Given request: Check every line of the material below for "count". Give the number of lines that have it, and only that.

Excerpts from a figure dataset:

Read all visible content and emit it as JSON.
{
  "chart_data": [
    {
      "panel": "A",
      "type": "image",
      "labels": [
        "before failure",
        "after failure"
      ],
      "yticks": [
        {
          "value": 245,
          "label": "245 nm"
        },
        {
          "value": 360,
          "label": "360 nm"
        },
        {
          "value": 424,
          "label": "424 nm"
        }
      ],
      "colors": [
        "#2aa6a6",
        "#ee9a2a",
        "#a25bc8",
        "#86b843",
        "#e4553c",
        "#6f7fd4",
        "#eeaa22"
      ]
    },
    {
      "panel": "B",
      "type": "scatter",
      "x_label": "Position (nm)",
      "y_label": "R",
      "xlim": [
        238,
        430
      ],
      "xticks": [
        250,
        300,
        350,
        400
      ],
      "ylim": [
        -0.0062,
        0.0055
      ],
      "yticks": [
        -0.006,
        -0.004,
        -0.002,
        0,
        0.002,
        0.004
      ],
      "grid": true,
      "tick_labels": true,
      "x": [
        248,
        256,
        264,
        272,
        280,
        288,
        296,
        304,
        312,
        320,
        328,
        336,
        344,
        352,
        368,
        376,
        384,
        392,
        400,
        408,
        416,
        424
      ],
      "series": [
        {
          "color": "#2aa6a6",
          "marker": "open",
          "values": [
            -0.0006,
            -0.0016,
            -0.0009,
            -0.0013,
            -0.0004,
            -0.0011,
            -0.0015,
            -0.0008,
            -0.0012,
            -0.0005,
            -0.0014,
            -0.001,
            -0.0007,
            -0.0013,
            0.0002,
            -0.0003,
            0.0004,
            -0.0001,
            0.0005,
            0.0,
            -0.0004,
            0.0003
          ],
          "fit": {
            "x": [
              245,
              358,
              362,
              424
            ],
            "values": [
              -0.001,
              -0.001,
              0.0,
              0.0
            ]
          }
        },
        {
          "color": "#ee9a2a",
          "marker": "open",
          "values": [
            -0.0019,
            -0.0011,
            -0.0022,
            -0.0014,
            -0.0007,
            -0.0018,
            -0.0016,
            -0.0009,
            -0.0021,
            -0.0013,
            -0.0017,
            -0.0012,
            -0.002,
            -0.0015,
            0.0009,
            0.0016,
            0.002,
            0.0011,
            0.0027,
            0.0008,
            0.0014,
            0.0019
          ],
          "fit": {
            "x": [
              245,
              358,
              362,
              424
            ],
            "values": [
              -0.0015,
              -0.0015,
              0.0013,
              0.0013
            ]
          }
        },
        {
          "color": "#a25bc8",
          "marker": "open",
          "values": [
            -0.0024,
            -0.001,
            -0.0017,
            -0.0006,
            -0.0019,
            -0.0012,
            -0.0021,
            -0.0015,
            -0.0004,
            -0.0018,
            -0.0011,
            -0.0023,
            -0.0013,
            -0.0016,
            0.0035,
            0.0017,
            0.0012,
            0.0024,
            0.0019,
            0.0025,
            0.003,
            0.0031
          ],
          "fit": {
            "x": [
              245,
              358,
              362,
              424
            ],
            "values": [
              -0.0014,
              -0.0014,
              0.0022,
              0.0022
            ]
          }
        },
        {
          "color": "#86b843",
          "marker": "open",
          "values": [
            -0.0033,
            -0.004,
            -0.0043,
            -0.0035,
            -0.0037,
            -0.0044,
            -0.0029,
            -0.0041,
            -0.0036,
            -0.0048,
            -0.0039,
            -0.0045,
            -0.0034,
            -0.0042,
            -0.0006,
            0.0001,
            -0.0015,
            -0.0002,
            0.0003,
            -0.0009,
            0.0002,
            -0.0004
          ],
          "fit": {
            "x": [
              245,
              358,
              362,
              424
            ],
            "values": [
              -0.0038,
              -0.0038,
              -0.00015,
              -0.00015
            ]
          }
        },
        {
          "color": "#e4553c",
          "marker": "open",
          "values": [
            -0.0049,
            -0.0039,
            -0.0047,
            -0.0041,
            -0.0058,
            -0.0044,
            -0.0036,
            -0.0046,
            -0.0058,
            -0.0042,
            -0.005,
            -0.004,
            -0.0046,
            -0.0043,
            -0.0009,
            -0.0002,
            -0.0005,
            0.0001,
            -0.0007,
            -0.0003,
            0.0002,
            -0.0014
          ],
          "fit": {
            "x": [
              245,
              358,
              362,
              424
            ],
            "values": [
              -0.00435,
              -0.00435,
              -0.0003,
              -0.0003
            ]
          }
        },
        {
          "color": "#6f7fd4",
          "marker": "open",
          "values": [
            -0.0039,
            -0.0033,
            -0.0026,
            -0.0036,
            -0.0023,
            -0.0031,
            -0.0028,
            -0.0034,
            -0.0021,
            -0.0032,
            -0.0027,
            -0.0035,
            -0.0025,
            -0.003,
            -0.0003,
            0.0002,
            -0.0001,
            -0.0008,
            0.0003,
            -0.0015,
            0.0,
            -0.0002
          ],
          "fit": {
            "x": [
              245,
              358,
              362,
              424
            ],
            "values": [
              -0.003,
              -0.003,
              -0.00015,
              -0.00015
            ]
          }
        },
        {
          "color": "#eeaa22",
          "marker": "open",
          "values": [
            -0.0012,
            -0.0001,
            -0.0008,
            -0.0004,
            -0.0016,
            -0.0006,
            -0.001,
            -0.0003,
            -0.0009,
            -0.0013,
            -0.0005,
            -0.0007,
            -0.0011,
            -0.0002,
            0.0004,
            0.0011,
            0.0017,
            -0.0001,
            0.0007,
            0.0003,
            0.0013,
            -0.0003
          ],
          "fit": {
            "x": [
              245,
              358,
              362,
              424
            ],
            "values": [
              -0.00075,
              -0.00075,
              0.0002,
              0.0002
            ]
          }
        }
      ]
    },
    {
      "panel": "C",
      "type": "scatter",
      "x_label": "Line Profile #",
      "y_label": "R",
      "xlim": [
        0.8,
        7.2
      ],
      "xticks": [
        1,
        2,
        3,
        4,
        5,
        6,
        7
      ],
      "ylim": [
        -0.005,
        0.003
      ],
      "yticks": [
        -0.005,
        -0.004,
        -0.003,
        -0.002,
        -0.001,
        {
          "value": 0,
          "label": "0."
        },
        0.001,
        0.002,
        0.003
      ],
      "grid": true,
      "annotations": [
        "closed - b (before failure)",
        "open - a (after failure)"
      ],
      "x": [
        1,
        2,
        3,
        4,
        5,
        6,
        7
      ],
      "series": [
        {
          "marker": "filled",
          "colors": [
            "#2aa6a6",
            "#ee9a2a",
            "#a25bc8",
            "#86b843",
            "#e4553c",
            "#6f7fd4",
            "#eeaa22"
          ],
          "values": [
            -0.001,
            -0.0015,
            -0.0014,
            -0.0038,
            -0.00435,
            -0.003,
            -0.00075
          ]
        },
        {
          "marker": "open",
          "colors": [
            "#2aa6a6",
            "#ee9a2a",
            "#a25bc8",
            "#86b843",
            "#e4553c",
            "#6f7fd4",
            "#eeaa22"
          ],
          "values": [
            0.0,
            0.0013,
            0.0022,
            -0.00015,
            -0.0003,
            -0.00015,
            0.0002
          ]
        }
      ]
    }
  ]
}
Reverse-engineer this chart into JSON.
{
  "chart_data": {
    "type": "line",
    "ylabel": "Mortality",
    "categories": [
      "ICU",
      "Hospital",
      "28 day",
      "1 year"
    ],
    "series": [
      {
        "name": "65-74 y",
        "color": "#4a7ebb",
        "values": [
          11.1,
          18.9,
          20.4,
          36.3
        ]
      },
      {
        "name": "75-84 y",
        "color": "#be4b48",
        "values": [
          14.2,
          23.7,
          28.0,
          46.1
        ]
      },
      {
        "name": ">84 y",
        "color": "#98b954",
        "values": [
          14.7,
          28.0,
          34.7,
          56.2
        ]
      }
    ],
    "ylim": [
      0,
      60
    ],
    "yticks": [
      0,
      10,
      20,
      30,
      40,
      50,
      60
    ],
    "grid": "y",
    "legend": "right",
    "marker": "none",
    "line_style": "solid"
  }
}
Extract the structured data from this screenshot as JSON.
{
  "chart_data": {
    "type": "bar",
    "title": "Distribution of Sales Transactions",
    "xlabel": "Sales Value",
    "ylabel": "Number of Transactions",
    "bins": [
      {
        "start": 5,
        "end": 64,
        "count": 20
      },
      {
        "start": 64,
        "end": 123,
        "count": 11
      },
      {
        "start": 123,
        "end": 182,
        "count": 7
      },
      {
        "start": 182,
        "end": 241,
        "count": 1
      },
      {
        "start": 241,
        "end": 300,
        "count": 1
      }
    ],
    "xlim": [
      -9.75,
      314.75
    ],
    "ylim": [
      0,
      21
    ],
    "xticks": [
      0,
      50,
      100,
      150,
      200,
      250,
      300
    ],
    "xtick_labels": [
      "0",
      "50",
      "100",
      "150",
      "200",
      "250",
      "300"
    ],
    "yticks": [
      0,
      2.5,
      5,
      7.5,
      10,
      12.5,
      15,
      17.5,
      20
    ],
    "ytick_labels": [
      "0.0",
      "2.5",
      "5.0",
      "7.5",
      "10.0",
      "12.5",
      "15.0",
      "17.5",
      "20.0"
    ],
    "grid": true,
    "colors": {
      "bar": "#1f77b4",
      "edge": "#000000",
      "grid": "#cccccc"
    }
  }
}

Exercise answer: 5